- **Task description**
Present the data once more in exactly its original form.

- **Input records**
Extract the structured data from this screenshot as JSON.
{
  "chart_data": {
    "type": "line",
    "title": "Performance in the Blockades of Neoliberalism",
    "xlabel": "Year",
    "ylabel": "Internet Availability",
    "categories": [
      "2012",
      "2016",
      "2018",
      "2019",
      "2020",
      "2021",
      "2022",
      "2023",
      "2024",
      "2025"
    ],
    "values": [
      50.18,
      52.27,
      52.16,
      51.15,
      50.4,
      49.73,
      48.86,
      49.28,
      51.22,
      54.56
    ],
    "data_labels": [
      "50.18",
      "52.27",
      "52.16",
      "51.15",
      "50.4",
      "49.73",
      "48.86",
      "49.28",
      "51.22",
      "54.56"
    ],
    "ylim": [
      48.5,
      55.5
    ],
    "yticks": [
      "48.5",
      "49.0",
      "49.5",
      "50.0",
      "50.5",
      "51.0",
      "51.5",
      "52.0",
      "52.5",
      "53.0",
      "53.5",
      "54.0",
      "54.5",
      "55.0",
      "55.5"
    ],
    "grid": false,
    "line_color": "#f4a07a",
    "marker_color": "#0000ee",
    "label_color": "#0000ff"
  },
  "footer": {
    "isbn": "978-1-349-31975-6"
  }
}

- **Written answer**
Extract the structured data from this screenshot as JSON.
{
  "chart_data": {
    "type": "line",
    "title": "Performance in the Blockades of Neoliberalism",
    "xlabel": "Year",
    "ylabel": "Internet Availability",
    "categories": [
      "2012",
      "2016",
      "2018",
      "2019",
      "2020",
      "2021",
      "2022",
      "2023",
      "2024",
      "2025"
    ],
    "values": [
      50.18,
      52.27,
      52.16,
      51.15,
      50.4,
      49.73,
      48.86,
      49.28,
      51.22,
      54.56
    ],
    "data_labels": [
      "50.18",
      "52.27",
      "52.16",
      "51.15",
      "50.4",
      "49.73",
      "48.86",
      "49.28",
      "51.22",
      "54.56"
    ],
    "ylim": [
      48.5,
      55.5
    ],
    "yticks": [
      "48.5",
      "49.0",
      "49.5",
      "50.0",
      "50.5",
      "51.0",
      "51.5",
      "52.0",
      "52.5",
      "53.0",
      "53.5",
      "54.0",
      "54.5",
      "55.0",
      "55.5"
    ],
    "grid": false,
    "line_color": "#f4a07a",
    "marker_color": "#0000ee",
    "label_color": "#0000ff"
  },
  "footer": {
    "isbn": "978-1-349-31975-6"
  }
}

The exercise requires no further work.